Page extract -
*** Block opens ***

1. Burnout
In 2019, the World Health Organization included occupational burnout in the 11th Revision of the International Classification of Diseases and classified it as a phenomenon related to prolonged exposure to chronic, unsuccessfully managed workplace stress
[1]. The term burnout first appeared in the academic literature in the 1970s as a social psychology construct, resulting from research conducted by pioneers in industrial organizational psychology who were interested in job stress
[2][3][4]. To develop the original theory, qualitative exploratory research was conducted in the human health care services industry, due to its association with emotion and interpersonal stressors
[5][6]. This led to a three-dimensional theoretical framework of burnout
[2] which, decades later, remains the gold standard for conceptualizing it
[7].
Burnout is widely accepted as a unique multidimensional psychological construct
[8]. It is a maladaptive response to occupational stressors that, when left untreated, may decrease well-being by negatively affecting both mental and physical health
[9]. Burnout also causes persistent interpersonal and emotional strain
[2] since it is not only an individual experience, but also carries social implications related to conceptions of the self and others
[10]. It is situation-specific (i.e., work-related)

*** Block closes ***

Recorded data:

*** Block opens ***

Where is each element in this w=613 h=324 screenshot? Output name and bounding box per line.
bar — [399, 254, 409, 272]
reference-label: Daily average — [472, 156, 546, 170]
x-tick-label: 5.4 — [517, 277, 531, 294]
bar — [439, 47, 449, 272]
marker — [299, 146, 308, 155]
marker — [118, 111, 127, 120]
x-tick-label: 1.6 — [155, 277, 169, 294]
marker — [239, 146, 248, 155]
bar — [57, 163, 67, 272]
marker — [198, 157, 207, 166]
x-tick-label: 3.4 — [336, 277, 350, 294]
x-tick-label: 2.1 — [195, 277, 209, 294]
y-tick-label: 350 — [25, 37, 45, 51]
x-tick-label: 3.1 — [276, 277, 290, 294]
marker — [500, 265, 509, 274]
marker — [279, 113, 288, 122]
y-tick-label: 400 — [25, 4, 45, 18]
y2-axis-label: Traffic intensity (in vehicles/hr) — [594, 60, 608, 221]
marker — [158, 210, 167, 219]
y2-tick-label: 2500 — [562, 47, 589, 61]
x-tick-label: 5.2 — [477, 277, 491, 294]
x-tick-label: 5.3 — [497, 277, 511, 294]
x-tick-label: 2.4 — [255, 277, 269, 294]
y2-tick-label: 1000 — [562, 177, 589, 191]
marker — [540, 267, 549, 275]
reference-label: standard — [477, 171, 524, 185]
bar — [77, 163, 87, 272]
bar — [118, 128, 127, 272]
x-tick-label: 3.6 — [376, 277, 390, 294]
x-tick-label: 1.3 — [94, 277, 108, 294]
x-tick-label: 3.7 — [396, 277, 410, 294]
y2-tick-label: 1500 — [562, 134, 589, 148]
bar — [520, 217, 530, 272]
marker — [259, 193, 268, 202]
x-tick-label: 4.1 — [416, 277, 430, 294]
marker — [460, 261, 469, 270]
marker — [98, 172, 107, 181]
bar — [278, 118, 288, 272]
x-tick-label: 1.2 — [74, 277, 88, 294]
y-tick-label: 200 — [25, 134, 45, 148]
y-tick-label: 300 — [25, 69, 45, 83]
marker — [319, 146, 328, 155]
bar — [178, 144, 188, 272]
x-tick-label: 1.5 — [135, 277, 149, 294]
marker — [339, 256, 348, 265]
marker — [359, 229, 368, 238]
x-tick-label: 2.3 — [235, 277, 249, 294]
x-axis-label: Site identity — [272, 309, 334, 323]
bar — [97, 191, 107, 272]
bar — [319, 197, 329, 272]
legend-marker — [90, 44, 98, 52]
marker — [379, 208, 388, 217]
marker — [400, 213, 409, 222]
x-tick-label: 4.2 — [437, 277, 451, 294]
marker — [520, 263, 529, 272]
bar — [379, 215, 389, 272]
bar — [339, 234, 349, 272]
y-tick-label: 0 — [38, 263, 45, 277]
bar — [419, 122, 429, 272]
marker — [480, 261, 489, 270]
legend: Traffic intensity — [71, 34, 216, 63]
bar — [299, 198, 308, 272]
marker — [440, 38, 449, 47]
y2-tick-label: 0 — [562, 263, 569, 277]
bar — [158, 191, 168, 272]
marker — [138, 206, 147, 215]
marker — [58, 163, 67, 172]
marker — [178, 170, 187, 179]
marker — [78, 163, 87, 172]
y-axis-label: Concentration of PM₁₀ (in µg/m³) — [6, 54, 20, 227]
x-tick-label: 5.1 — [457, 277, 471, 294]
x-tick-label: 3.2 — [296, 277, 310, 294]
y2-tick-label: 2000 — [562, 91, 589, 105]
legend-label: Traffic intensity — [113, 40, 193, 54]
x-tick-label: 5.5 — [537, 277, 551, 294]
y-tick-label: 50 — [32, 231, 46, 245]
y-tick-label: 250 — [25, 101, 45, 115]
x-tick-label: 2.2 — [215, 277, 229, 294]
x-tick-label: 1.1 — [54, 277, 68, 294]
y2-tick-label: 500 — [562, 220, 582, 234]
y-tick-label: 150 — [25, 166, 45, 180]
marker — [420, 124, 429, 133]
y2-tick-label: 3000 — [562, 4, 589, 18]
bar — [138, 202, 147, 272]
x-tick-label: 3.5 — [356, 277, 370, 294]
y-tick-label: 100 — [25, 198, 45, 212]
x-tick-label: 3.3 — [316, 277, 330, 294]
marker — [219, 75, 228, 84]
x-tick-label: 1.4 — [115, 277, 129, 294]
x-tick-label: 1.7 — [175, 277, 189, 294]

*** Block closes ***

What needs to be done -
Answer these questions using the burnout text:
1. In what year did the World Health Organization include occupational burnout in the 11th Revision of the International Classification of Diseases?
2. In which industry was the qualitative exploratory research for the original theory carried out?
3. How many dimensions does the theoretical framework of burnout have?

Solution to this task -
1. 2019
2. The human health care services industry
3. Three